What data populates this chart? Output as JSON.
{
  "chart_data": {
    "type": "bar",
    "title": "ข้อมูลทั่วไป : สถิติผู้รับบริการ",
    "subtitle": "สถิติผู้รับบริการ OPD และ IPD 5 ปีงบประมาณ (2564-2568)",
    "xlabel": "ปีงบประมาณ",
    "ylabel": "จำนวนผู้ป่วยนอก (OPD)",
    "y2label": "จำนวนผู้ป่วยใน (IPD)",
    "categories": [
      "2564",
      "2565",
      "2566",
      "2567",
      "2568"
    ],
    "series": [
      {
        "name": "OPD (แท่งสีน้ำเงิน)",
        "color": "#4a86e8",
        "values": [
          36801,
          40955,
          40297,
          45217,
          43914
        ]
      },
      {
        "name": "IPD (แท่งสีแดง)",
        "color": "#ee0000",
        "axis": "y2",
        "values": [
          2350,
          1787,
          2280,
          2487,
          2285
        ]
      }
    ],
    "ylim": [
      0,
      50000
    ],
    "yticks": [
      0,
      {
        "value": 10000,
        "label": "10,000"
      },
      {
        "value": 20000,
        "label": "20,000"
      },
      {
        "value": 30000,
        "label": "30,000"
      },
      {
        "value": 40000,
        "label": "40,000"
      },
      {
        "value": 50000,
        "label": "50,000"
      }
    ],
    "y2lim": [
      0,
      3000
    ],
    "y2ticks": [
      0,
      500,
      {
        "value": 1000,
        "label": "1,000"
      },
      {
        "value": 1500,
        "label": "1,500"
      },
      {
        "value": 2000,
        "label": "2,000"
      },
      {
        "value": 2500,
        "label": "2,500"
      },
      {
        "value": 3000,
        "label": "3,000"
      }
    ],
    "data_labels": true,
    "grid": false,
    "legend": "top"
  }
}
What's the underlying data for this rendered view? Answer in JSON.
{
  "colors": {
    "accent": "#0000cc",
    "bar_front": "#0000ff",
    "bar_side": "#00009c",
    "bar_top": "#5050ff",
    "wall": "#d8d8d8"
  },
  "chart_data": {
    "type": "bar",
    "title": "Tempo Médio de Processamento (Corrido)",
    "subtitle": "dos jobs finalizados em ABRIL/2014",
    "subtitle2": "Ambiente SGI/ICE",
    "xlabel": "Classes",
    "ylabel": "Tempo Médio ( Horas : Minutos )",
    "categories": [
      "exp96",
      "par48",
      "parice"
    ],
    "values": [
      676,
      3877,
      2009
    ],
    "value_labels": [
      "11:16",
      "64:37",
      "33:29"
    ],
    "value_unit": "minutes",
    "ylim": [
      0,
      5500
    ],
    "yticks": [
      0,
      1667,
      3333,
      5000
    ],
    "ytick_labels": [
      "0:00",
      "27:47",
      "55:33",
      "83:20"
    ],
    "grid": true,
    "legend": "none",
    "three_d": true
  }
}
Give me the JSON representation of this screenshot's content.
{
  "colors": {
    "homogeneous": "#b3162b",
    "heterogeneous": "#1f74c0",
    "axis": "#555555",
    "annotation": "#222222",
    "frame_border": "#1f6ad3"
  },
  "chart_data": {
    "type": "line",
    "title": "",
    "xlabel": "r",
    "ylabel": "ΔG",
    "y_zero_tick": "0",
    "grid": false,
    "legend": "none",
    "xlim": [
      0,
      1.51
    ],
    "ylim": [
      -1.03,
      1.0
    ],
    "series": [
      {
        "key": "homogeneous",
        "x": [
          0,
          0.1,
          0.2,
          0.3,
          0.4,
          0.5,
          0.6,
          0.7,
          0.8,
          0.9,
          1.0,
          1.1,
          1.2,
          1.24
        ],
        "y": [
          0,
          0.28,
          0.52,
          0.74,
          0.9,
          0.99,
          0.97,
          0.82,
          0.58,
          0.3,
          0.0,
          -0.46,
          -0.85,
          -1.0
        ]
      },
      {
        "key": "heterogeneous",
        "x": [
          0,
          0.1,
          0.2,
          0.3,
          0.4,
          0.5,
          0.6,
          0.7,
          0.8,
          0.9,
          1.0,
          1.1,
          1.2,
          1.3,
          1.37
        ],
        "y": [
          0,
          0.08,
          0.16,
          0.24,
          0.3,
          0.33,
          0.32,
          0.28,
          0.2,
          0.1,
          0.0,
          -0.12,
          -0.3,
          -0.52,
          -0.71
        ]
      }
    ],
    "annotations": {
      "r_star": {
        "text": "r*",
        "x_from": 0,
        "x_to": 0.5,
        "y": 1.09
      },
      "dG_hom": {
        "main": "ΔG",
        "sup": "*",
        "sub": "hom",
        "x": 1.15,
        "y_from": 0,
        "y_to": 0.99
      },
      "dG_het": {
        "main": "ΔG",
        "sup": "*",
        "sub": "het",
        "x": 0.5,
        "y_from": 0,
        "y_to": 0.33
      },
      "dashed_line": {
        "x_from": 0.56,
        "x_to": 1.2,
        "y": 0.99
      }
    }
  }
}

_ _ _ _ _

• What you have to do: Transcribe each entry precisely, missing none.

• Answer in full:
What data populates this chart? Output as JSON.
{
  "chart_data": {
    "type": "bar",
    "title": "ข้อมูลทั่วไป : สถิติผู้รับบริการ",
    "subtitle": "สถิติผู้รับบริการ OPD และ IPD 5 ปีงบประมาณ (2564-2568)",
    "xlabel": "ปีงบประมาณ",
    "ylabel": "จำนวนผู้ป่วยนอก (OPD)",
    "y2label": "จำนวนผู้ป่วยใน (IPD)",
    "categories": [
      "2564",
      "2565",
      "2566",
      "2567",
      "2568"
    ],
    "series": [
      {
        "name": "OPD (แท่งสีน้ำเงิน)",
        "color": "#4a86e8",
        "values": [
          36801,
          40955,
          40297,
          45217,
          43914
        ]
      },
      {
        "name": "IPD (แท่งสีแดง)",
        "color": "#ee0000",
        "axis": "y2",
        "values": [
          2350,
          1787,
          2280,
          2487,
          2285
        ]
      }
    ],
    "ylim": [
      0,
      50000
    ],
    "yticks": [
      0,
      {
        "value": 10000,
        "label": "10,000"
      },
      {
        "value": 20000,
        "label": "20,000"
      },
      {
        "value": 30000,
        "label": "30,000"
      },
      {
        "value": 40000,
        "label": "40,000"
      },
      {
        "value": 50000,
        "label": "50,000"
      }
    ],
    "y2lim": [
      0,
      3000
    ],
    "y2ticks": [
      0,
      500,
      {
        "value": 1000,
        "label": "1,000"
      },
      {
        "value": 1500,
        "label": "1,500"
      },
      {
        "value": 2000,
        "label": "2,000"
      },
      {
        "value": 2500,
        "label": "2,500"
      },
      {
        "value": 3000,
        "label": "3,000"
      }
    ],
    "data_labels": true,
    "grid": false,
    "legend": "top"
  }
}
What's the underlying data for this rendered view? Answer in JSON.
{
  "colors": {
    "accent": "#0000cc",
    "bar_front": "#0000ff",
    "bar_side": "#00009c",
    "bar_top": "#5050ff",
    "wall": "#d8d8d8"
  },
  "chart_data": {
    "type": "bar",
    "title": "Tempo Médio de Processamento (Corrido)",
    "subtitle": "dos jobs finalizados em ABRIL/2014",
    "subtitle2": "Ambiente SGI/ICE",
    "xlabel": "Classes",
    "ylabel": "Tempo Médio ( Horas : Minutos )",
    "categories": [
      "exp96",
      "par48",
      "parice"
    ],
    "values": [
      676,
      3877,
      2009
    ],
    "value_labels": [
      "11:16",
      "64:37",
      "33:29"
    ],
    "value_unit": "minutes",
    "ylim": [
      0,
      5500
    ],
    "yticks": [
      0,
      1667,
      3333,
      5000
    ],
    "ytick_labels": [
      "0:00",
      "27:47",
      "55:33",
      "83:20"
    ],
    "grid": true,
    "legend": "none",
    "three_d": true
  }
}
Give me the JSON representation of this screenshot's content.
{
  "colors": {
    "homogeneous": "#b3162b",
    "heterogeneous": "#1f74c0",
    "axis": "#555555",
    "annotation": "#222222",
    "frame_border": "#1f6ad3"
  },
  "chart_data": {
    "type": "line",
    "title": "",
    "xlabel": "r",
    "ylabel": "ΔG",
    "y_zero_tick": "0",
    "grid": false,
    "legend": "none",
    "xlim": [
      0,
      1.51
    ],
    "ylim": [
      -1.03,
      1.0
    ],
    "series": [
      {
        "key": "homogeneous",
        "x": [
          0,
          0.1,
          0.2,
          0.3,
          0.4,
          0.5,
          0.6,
          0.7,
          0.8,
          0.9,
          1.0,
          1.1,
          1.2,
          1.24
        ],
        "y": [
          0,
          0.28,
          0.52,
          0.74,
          0.9,
          0.99,
          0.97,
          0.82,
          0.58,
          0.3,
          0.0,
          -0.46,
          -0.85,
          -1.0
        ]
      },
      {
        "key": "heterogeneous",
        "x": [
          0,
          0.1,
          0.2,
          0.3,
          0.4,
          0.5,
          0.6,
          0.7,
          0.8,
          0.9,
          1.0,
          1.1,
          1.2,
          1.3,
          1.37
        ],
        "y": [
          0,
          0.08,
          0.16,
          0.24,
          0.3,
          0.33,
          0.32,
          0.28,
          0.2,
          0.1,
          0.0,
          -0.12,
          -0.3,
          -0.52,
          -0.71
        ]
      }
    ],
    "annotations": {
      "r_star": {
        "text": "r*",
        "x_from": 0,
        "x_to": 0.5,
        "y": 1.09
      },
      "dG_hom": {
        "main": "ΔG",
        "sup": "*",
        "sub": "hom",
        "x": 1.15,
        "y_from": 0,
        "y_to": 0.99
      },
      "dG_het": {
        "main": "ΔG",
        "sup": "*",
        "sub": "het",
        "x": 0.5,
        "y_from": 0,
        "y_to": 0.33
      },
      "dashed_line": {
        "x_from": 0.56,
        "x_to": 1.2,
        "y": 0.99
      }
    }
  }
}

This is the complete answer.